>> BEGIN Records for this task
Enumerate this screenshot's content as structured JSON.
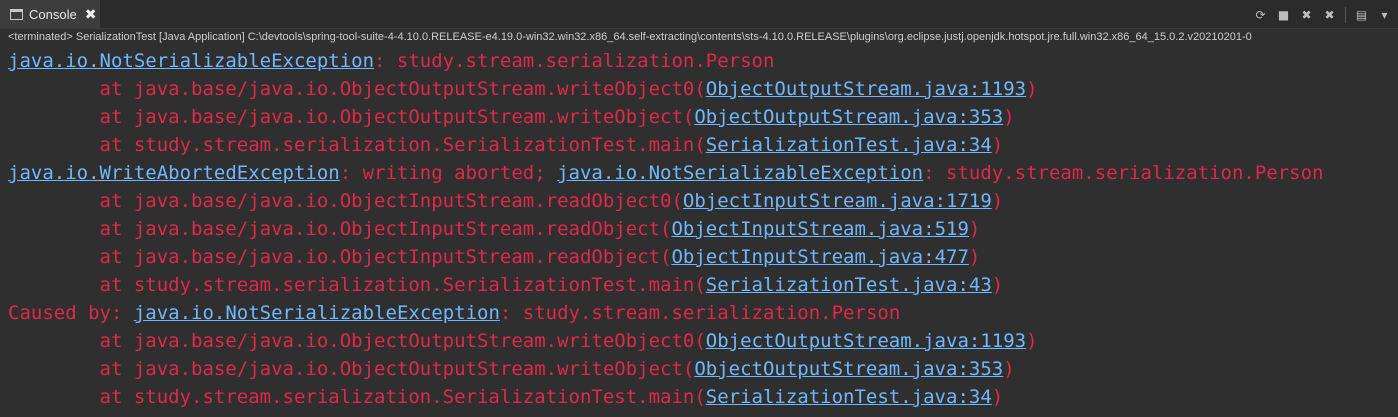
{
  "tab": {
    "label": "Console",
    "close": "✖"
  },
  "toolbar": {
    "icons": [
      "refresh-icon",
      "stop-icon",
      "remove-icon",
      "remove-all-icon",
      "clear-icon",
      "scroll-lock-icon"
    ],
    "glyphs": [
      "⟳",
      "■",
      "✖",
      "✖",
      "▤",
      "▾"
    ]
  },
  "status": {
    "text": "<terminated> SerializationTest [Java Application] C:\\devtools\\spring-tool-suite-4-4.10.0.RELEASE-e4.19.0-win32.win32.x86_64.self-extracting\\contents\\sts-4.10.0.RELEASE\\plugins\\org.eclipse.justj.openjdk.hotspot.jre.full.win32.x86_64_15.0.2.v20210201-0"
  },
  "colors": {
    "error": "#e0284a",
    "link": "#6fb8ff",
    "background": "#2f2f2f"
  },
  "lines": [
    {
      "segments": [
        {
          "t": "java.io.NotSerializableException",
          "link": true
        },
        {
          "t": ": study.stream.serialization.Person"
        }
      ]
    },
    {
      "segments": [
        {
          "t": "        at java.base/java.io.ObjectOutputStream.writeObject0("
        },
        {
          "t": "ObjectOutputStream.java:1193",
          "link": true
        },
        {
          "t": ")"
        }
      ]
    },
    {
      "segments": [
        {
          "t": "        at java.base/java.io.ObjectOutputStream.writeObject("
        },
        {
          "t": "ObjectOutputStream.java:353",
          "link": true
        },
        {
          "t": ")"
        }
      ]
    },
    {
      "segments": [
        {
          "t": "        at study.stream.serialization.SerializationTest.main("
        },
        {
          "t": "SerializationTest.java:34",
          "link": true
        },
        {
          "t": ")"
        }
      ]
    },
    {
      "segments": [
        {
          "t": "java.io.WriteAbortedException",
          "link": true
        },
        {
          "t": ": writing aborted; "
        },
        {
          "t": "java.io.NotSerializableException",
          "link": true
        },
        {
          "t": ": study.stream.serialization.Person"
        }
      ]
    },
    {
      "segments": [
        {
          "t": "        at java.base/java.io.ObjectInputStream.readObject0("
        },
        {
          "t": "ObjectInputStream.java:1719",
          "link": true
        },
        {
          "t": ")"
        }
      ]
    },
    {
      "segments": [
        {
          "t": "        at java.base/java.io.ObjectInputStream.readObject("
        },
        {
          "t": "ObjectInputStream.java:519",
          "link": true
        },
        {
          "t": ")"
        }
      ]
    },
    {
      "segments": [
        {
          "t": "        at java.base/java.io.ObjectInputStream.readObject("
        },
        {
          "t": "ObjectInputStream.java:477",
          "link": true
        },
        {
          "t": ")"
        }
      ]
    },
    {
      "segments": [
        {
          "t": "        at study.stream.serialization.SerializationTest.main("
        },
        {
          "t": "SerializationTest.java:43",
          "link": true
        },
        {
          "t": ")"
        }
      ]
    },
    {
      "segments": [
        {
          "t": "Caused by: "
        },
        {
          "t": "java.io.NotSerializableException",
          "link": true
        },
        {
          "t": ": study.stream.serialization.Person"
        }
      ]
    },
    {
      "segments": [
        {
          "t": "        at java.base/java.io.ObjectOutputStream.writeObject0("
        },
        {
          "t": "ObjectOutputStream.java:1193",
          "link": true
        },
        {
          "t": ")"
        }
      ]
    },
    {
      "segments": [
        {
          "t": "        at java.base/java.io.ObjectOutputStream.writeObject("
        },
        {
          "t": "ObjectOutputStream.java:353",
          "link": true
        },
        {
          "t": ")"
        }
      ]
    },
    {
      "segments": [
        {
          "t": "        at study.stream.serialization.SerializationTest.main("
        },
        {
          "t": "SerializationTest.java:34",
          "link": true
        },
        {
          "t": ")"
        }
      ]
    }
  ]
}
>> END Records for this task
• Exercise objective:
In the listing, find every line containing the word "ObjectInputStream" and list it.

• Solution to this task:
          "t": "        at java.base/java.io.ObjectInputStream.readObject0("
          "t": "ObjectInputStream.java:1719",
          "t": "        at java.base/java.io.ObjectInputStream.readObject("
          "t": "ObjectInputStream.java:519",
          "t": "        at java.base/java.io.ObjectInputStream.readObject("
          "t": "ObjectInputStream.java:477",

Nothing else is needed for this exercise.